→ **WORK INSTRUCTIONS**
Pick out and copy every line below that has the word "were".

>> START INPUT ROWS

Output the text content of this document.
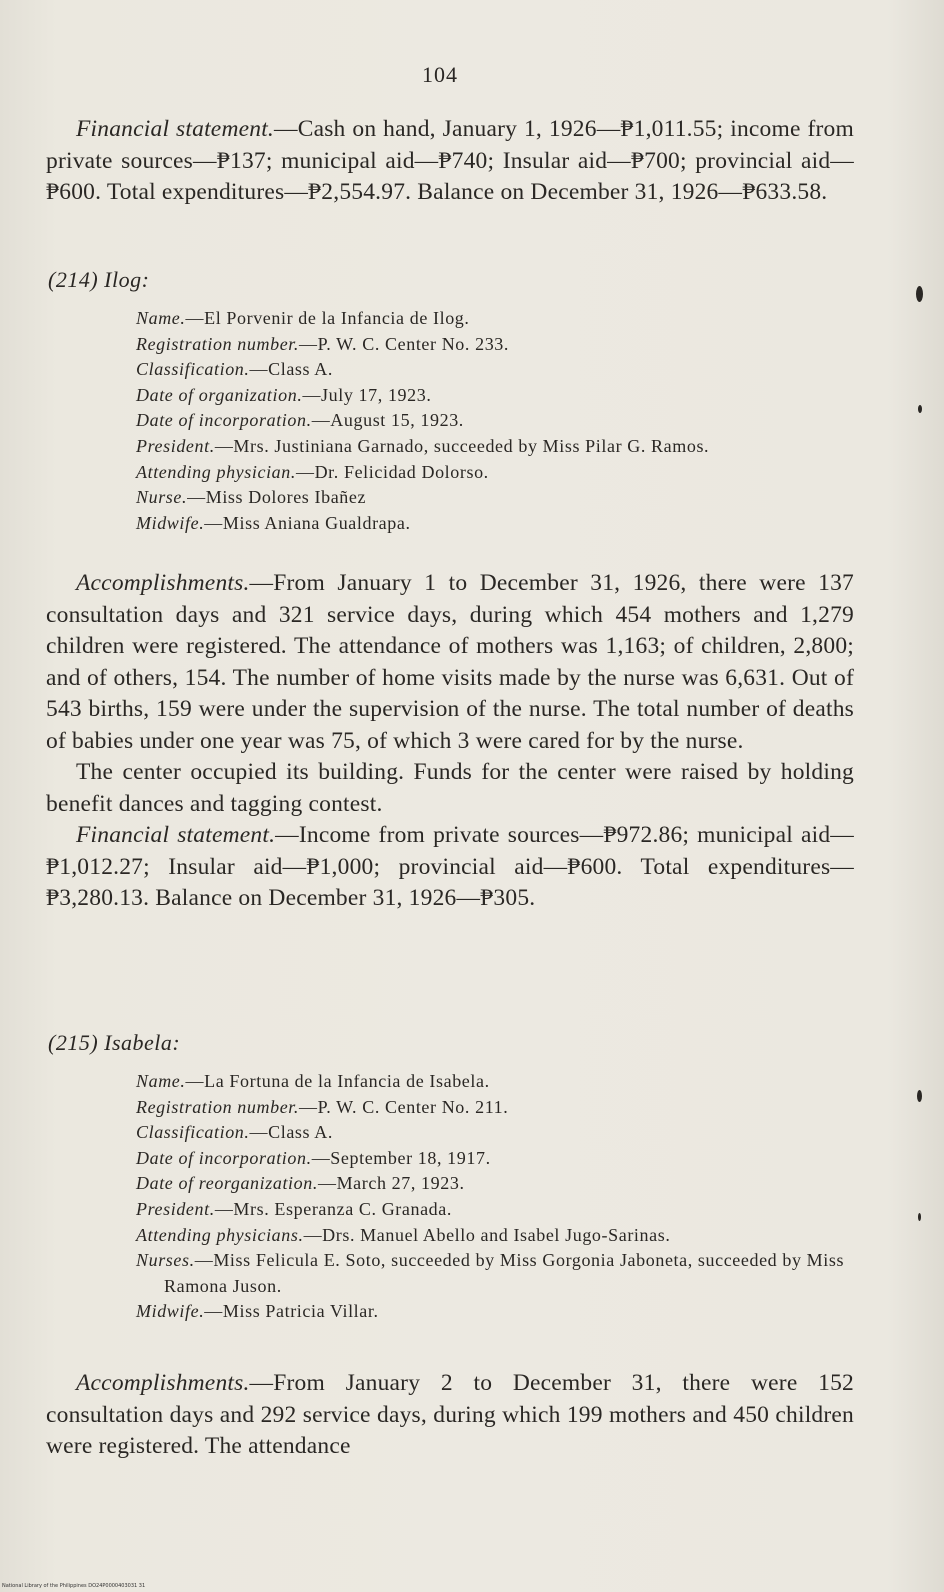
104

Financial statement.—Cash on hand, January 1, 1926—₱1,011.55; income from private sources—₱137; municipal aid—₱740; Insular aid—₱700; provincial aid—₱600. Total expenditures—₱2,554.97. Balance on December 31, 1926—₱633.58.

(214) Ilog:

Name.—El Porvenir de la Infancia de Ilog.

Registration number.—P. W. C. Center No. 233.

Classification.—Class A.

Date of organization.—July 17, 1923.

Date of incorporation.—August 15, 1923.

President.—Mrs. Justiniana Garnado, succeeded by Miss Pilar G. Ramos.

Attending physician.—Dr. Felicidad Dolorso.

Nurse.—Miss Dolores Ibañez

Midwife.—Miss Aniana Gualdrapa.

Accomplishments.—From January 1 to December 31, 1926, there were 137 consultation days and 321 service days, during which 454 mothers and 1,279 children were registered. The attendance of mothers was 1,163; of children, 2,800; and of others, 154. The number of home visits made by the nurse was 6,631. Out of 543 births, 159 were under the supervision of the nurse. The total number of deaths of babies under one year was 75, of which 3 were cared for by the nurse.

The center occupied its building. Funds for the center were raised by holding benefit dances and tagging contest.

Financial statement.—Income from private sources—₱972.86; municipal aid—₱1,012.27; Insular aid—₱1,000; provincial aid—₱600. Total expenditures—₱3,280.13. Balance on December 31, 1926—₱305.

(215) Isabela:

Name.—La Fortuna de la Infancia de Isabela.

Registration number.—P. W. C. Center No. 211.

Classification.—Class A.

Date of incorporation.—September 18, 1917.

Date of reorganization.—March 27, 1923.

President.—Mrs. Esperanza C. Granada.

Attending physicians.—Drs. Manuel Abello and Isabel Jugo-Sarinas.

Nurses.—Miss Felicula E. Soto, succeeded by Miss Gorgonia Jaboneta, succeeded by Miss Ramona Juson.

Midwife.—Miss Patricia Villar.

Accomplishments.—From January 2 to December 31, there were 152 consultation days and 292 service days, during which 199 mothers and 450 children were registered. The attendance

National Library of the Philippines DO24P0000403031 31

>> END INPUT ROWS
>> START INPUT ROWS

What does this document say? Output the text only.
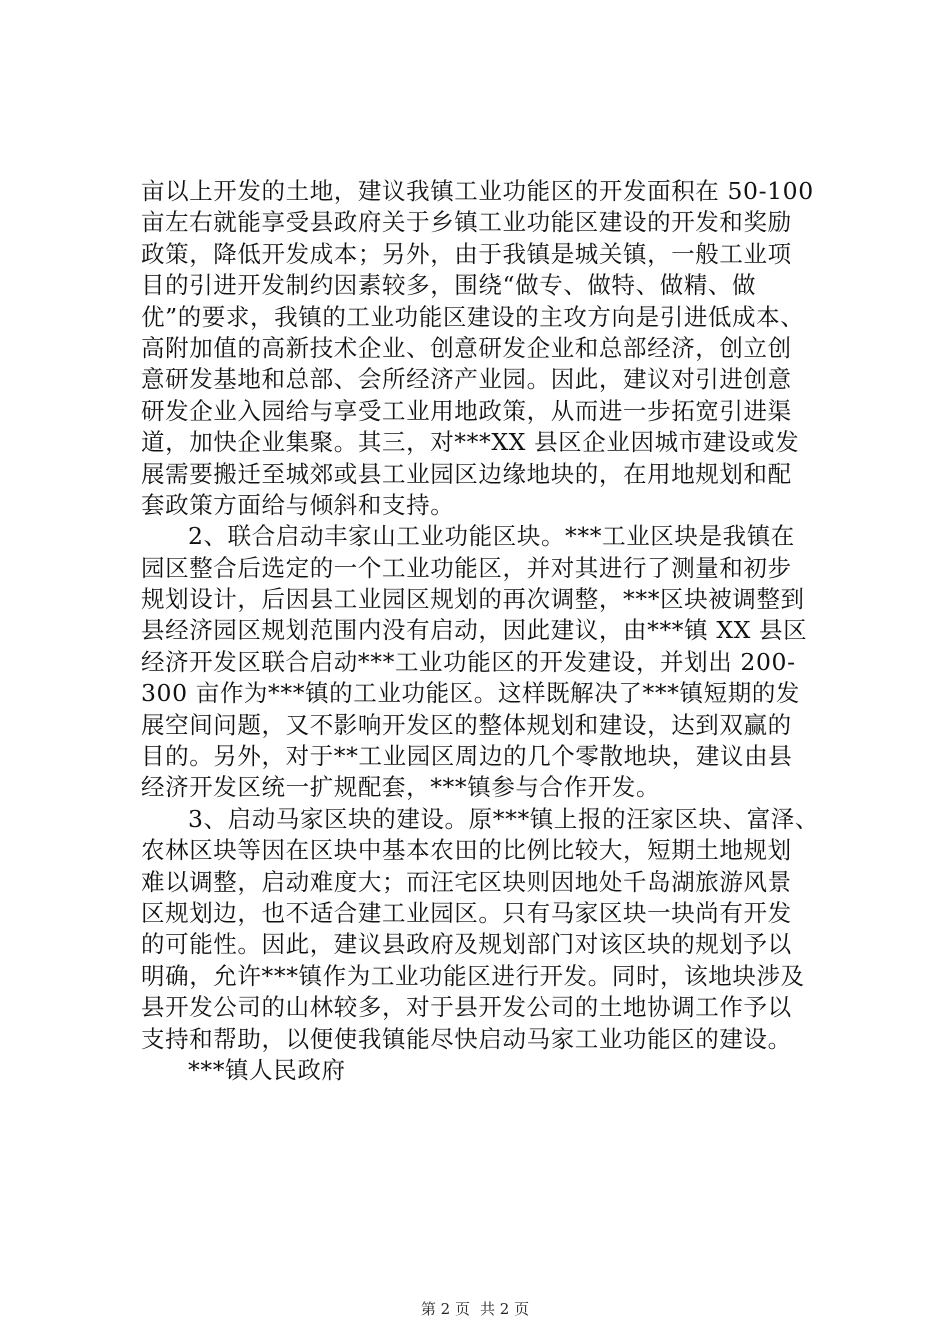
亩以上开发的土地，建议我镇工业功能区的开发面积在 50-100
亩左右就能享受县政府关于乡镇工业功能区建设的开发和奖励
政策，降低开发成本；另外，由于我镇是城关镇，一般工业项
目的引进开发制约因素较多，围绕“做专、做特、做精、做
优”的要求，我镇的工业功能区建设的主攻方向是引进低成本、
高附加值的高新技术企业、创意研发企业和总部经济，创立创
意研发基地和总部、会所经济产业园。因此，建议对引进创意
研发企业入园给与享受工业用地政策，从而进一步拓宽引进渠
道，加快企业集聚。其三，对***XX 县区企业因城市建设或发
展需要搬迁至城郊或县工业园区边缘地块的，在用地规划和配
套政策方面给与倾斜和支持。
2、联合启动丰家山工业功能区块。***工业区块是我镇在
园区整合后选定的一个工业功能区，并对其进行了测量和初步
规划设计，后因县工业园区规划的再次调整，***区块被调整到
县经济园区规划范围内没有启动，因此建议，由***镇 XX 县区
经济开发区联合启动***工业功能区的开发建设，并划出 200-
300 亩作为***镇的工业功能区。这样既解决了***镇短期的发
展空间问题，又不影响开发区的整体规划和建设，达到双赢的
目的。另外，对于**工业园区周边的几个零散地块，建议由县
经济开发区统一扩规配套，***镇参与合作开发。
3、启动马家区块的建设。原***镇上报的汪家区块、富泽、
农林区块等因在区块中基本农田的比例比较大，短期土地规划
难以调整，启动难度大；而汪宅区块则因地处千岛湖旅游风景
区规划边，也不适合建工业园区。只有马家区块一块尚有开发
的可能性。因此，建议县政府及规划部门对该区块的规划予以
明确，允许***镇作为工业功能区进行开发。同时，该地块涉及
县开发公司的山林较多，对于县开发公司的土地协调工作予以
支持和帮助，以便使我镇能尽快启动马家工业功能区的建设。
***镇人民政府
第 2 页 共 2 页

>> END INPUT ROWS
>> START INPUT ROWS

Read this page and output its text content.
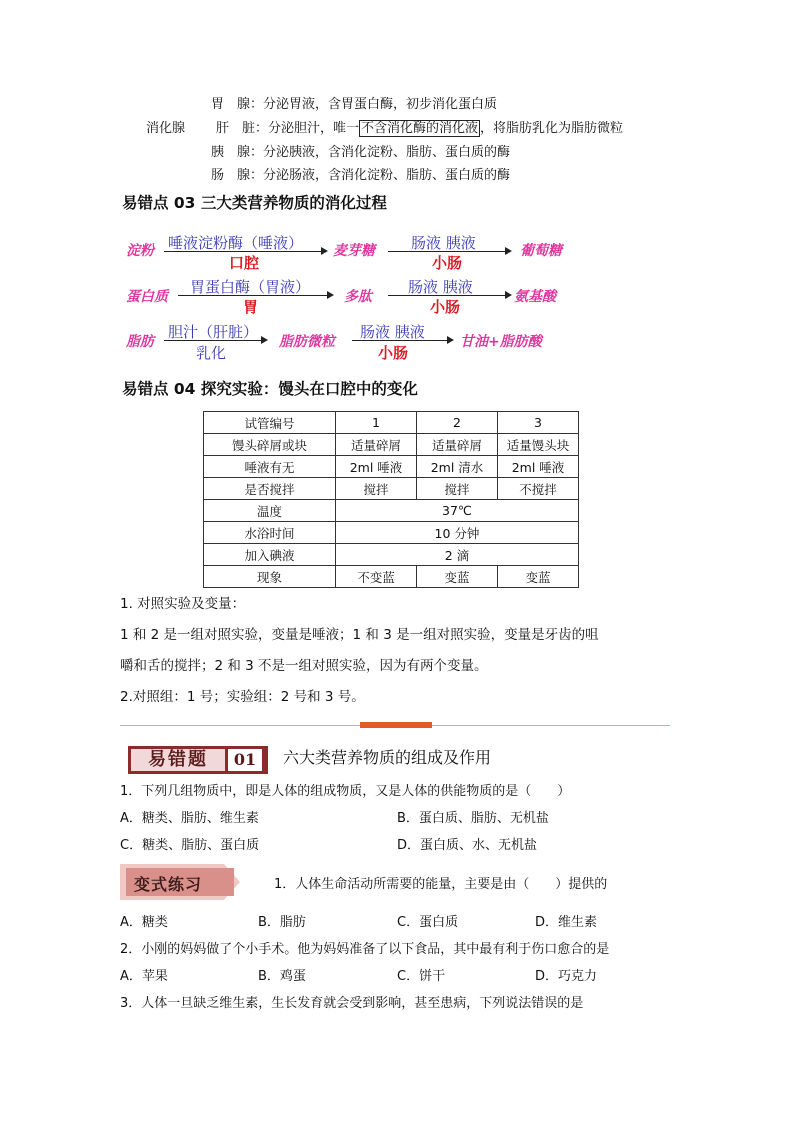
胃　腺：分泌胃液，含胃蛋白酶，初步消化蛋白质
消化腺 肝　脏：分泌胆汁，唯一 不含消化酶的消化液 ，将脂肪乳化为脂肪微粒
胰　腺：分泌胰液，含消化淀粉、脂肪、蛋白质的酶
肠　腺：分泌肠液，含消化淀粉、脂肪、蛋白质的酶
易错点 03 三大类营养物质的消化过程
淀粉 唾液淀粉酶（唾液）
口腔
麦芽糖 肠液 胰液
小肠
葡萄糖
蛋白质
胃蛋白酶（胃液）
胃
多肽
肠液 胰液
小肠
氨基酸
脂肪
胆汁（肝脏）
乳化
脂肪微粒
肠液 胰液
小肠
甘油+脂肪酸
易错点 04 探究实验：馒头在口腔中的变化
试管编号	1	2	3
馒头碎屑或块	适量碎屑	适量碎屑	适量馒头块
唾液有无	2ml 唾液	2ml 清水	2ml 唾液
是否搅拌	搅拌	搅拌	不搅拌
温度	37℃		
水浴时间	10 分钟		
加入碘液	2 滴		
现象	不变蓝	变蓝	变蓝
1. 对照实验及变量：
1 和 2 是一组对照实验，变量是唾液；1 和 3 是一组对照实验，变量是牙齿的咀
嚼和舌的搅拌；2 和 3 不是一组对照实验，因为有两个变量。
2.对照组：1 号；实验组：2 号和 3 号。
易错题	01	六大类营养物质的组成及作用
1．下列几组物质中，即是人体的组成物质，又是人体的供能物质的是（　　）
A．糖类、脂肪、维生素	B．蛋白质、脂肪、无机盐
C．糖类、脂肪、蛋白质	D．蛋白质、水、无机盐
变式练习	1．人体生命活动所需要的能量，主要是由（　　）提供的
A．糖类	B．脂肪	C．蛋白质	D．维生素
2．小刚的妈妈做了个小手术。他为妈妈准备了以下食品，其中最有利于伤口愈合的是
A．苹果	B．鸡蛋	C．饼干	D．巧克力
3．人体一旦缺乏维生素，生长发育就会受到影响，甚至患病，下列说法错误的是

>> END INPUT ROWS

→ **CORRECT OUTPUT**
Accomplishments.—From January 1 to December 31, 1926, there were 137 consultation days and 321 service days, during which 454 mothers and 1,279 children were registered. The attendance of mothers was 1,163; of children, 2,800; and of others, 154. The number of home visits made by the nurse was 6,631. Out of 543 births, 159 were under the supervision of the nurse. The total number of deaths of babies under one year was 75, of which 3 were cared for by the nurse.
The center occupied its building. Funds for the center were raised by holding benefit dances and tagging contest.
Accomplishments.—From January 2 to December 31, there were 152 consultation days and 292 service days, during which 199 mothers and 450 children were registered. The attendance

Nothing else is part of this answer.